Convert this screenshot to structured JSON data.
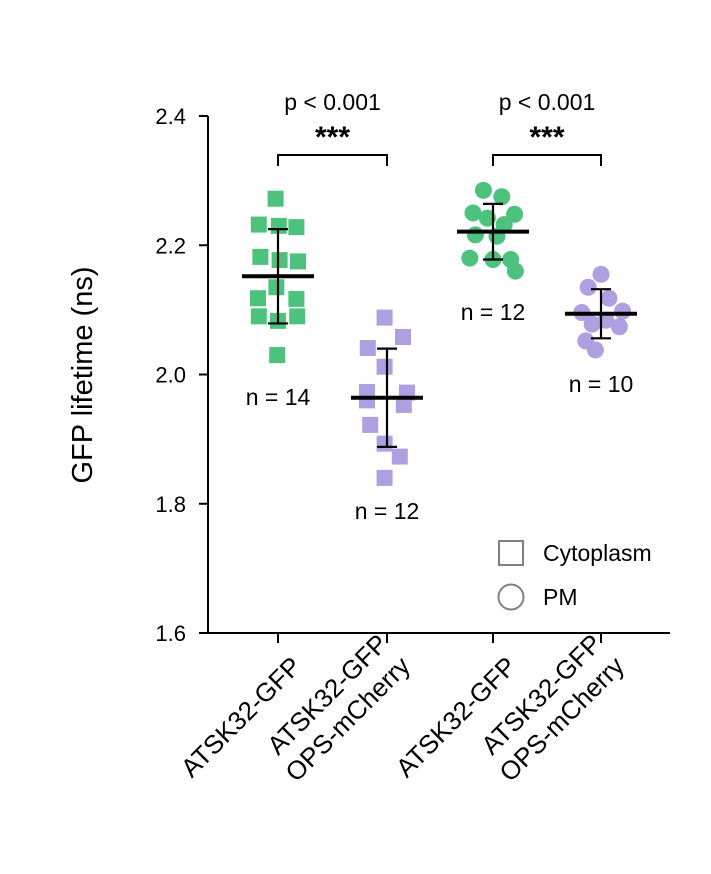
{
  "chart_data": {
    "type": "scatter",
    "ylabel": "GFP lifetime (ns)",
    "ylim": [
      1.6,
      2.4
    ],
    "yticks": [
      1.6,
      1.8,
      2.0,
      2.2,
      2.4
    ],
    "ytick_labels": [
      "1.6",
      "1.8",
      "2.0",
      "2.2",
      "2.4"
    ],
    "colors": {
      "green": "#4cc27d",
      "purple": "#ae9fe0",
      "legend": "#808080"
    },
    "groups": [
      {
        "name": "ATSK32-GFP",
        "label_lines": [
          "ATSK32-GFP"
        ],
        "marker": "square",
        "color": "#4cc27d",
        "mean": 2.152,
        "sd": 0.073,
        "n_label": "n = 14",
        "points": [
          {
            "y": 2.272,
            "dx": -0.06
          },
          {
            "y": 2.232,
            "dx": -0.48
          },
          {
            "y": 2.23,
            "dx": 0.02
          },
          {
            "y": 2.228,
            "dx": 0.46
          },
          {
            "y": 2.182,
            "dx": -0.44
          },
          {
            "y": 2.177,
            "dx": 0.04
          },
          {
            "y": 2.175,
            "dx": 0.5
          },
          {
            "y": 2.135,
            "dx": -0.04
          },
          {
            "y": 2.118,
            "dx": -0.5
          },
          {
            "y": 2.117,
            "dx": 0.46
          },
          {
            "y": 2.09,
            "dx": -0.48
          },
          {
            "y": 2.09,
            "dx": 0.48
          },
          {
            "y": 2.083,
            "dx": 0.0
          },
          {
            "y": 2.03,
            "dx": -0.02
          }
        ]
      },
      {
        "name": "ATSK32-GFP OPS-mCherry (cytoplasm)",
        "label_lines": [
          "ATSK32-GFP",
          "OPS-mCherry"
        ],
        "marker": "square",
        "color": "#ae9fe0",
        "mean": 1.964,
        "sd": 0.076,
        "n_label": "n = 12",
        "points": [
          {
            "y": 2.088,
            "dx": -0.06
          },
          {
            "y": 2.058,
            "dx": 0.4
          },
          {
            "y": 2.041,
            "dx": -0.48
          },
          {
            "y": 2.012,
            "dx": -0.06
          },
          {
            "y": 1.973,
            "dx": -0.5
          },
          {
            "y": 1.972,
            "dx": 0.5
          },
          {
            "y": 1.96,
            "dx": -0.5
          },
          {
            "y": 1.953,
            "dx": 0.42
          },
          {
            "y": 1.922,
            "dx": -0.42
          },
          {
            "y": 1.893,
            "dx": -0.06
          },
          {
            "y": 1.873,
            "dx": 0.32
          },
          {
            "y": 1.84,
            "dx": -0.06
          }
        ]
      },
      {
        "name": "ATSK32-GFP (PM)",
        "label_lines": [
          "ATSK32-GFP"
        ],
        "marker": "circle",
        "color": "#4cc27d",
        "mean": 2.221,
        "sd": 0.043,
        "n_label": "n = 12",
        "points": [
          {
            "y": 2.285,
            "dx": -0.24
          },
          {
            "y": 2.275,
            "dx": 0.22
          },
          {
            "y": 2.25,
            "dx": -0.5
          },
          {
            "y": 2.248,
            "dx": 0.54
          },
          {
            "y": 2.242,
            "dx": -0.14
          },
          {
            "y": 2.232,
            "dx": 0.28
          },
          {
            "y": 2.216,
            "dx": -0.44
          },
          {
            "y": 2.214,
            "dx": 0.1
          },
          {
            "y": 2.18,
            "dx": -0.58
          },
          {
            "y": 2.178,
            "dx": 0.0
          },
          {
            "y": 2.178,
            "dx": 0.44
          },
          {
            "y": 2.16,
            "dx": 0.56
          }
        ]
      },
      {
        "name": "ATSK32-GFP OPS-mCherry (PM)",
        "label_lines": [
          "ATSK32-GFP",
          "OPS-mCherry"
        ],
        "marker": "circle",
        "color": "#ae9fe0",
        "mean": 2.094,
        "sd": 0.038,
        "n_label": "n = 10",
        "points": [
          {
            "y": 2.155,
            "dx": 0.0
          },
          {
            "y": 2.135,
            "dx": -0.32
          },
          {
            "y": 2.118,
            "dx": 0.2
          },
          {
            "y": 2.098,
            "dx": 0.54
          },
          {
            "y": 2.096,
            "dx": -0.48
          },
          {
            "y": 2.084,
            "dx": 0.12
          },
          {
            "y": 2.078,
            "dx": -0.22
          },
          {
            "y": 2.074,
            "dx": 0.46
          },
          {
            "y": 2.052,
            "dx": -0.38
          },
          {
            "y": 2.038,
            "dx": -0.14
          }
        ]
      }
    ],
    "comparisons": [
      {
        "groups": [
          0,
          1
        ],
        "p_label": "p < 0.001",
        "stars": "***"
      },
      {
        "groups": [
          2,
          3
        ],
        "p_label": "p < 0.001",
        "stars": "***"
      }
    ],
    "legend": [
      {
        "marker": "square",
        "label": "Cytoplasm"
      },
      {
        "marker": "circle",
        "label": "PM"
      }
    ]
  }
}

+-------+

• [WHAT IS BEING ASKED] All the records need to be repeated exactly, with the images dropped.

• [THE COMPLETED TASK]
Convert this screenshot to structured JSON data.
{
  "chart_data": {
    "type": "scatter",
    "ylabel": "GFP lifetime (ns)",
    "ylim": [
      1.6,
      2.4
    ],
    "yticks": [
      1.6,
      1.8,
      2.0,
      2.2,
      2.4
    ],
    "ytick_labels": [
      "1.6",
      "1.8",
      "2.0",
      "2.2",
      "2.4"
    ],
    "colors": {
      "green": "#4cc27d",
      "purple": "#ae9fe0",
      "legend": "#808080"
    },
    "groups": [
      {
        "name": "ATSK32-GFP",
        "label_lines": [
          "ATSK32-GFP"
        ],
        "marker": "square",
        "color": "#4cc27d",
        "mean": 2.152,
        "sd": 0.073,
        "n_label": "n = 14",
        "points": [
          {
            "y": 2.272,
            "dx": -0.06
          },
          {
            "y": 2.232,
            "dx": -0.48
          },
          {
            "y": 2.23,
            "dx": 0.02
          },
          {
            "y": 2.228,
            "dx": 0.46
          },
          {
            "y": 2.182,
            "dx": -0.44
          },
          {
            "y": 2.177,
            "dx": 0.04
          },
          {
            "y": 2.175,
            "dx": 0.5
          },
          {
            "y": 2.135,
            "dx": -0.04
          },
          {
            "y": 2.118,
            "dx": -0.5
          },
          {
            "y": 2.117,
            "dx": 0.46
          },
          {
            "y": 2.09,
            "dx": -0.48
          },
          {
            "y": 2.09,
            "dx": 0.48
          },
          {
            "y": 2.083,
            "dx": 0.0
          },
          {
            "y": 2.03,
            "dx": -0.02
          }
        ]
      },
      {
        "name": "ATSK32-GFP OPS-mCherry (cytoplasm)",
        "label_lines": [
          "ATSK32-GFP",
          "OPS-mCherry"
        ],
        "marker": "square",
        "color": "#ae9fe0",
        "mean": 1.964,
        "sd": 0.076,
        "n_label": "n = 12",
        "points": [
          {
            "y": 2.088,
            "dx": -0.06
          },
          {
            "y": 2.058,
            "dx": 0.4
          },
          {
            "y": 2.041,
            "dx": -0.48
          },
          {
            "y": 2.012,
            "dx": -0.06
          },
          {
            "y": 1.973,
            "dx": -0.5
          },
          {
            "y": 1.972,
            "dx": 0.5
          },
          {
            "y": 1.96,
            "dx": -0.5
          },
          {
            "y": 1.953,
            "dx": 0.42
          },
          {
            "y": 1.922,
            "dx": -0.42
          },
          {
            "y": 1.893,
            "dx": -0.06
          },
          {
            "y": 1.873,
            "dx": 0.32
          },
          {
            "y": 1.84,
            "dx": -0.06
          }
        ]
      },
      {
        "name": "ATSK32-GFP (PM)",
        "label_lines": [
          "ATSK32-GFP"
        ],
        "marker": "circle",
        "color": "#4cc27d",
        "mean": 2.221,
        "sd": 0.043,
        "n_label": "n = 12",
        "points": [
          {
            "y": 2.285,
            "dx": -0.24
          },
          {
            "y": 2.275,
            "dx": 0.22
          },
          {
            "y": 2.25,
            "dx": -0.5
          },
          {
            "y": 2.248,
            "dx": 0.54
          },
          {
            "y": 2.242,
            "dx": -0.14
          },
          {
            "y": 2.232,
            "dx": 0.28
          },
          {
            "y": 2.216,
            "dx": -0.44
          },
          {
            "y": 2.214,
            "dx": 0.1
          },
          {
            "y": 2.18,
            "dx": -0.58
          },
          {
            "y": 2.178,
            "dx": 0.0
          },
          {
            "y": 2.178,
            "dx": 0.44
          },
          {
            "y": 2.16,
            "dx": 0.56
          }
        ]
      },
      {
        "name": "ATSK32-GFP OPS-mCherry (PM)",
        "label_lines": [
          "ATSK32-GFP",
          "OPS-mCherry"
        ],
        "marker": "circle",
        "color": "#ae9fe0",
        "mean": 2.094,
        "sd": 0.038,
        "n_label": "n = 10",
        "points": [
          {
            "y": 2.155,
            "dx": 0.0
          },
          {
            "y": 2.135,
            "dx": -0.32
          },
          {
            "y": 2.118,
            "dx": 0.2
          },
          {
            "y": 2.098,
            "dx": 0.54
          },
          {
            "y": 2.096,
            "dx": -0.48
          },
          {
            "y": 2.084,
            "dx": 0.12
          },
          {
            "y": 2.078,
            "dx": -0.22
          },
          {
            "y": 2.074,
            "dx": 0.46
          },
          {
            "y": 2.052,
            "dx": -0.38
          },
          {
            "y": 2.038,
            "dx": -0.14
          }
        ]
      }
    ],
    "comparisons": [
      {
        "groups": [
          0,
          1
        ],
        "p_label": "p < 0.001",
        "stars": "***"
      },
      {
        "groups": [
          2,
          3
        ],
        "p_label": "p < 0.001",
        "stars": "***"
      }
    ],
    "legend": [
      {
        "marker": "square",
        "label": "Cytoplasm"
      },
      {
        "marker": "circle",
        "label": "PM"
      }
    ]
  }
}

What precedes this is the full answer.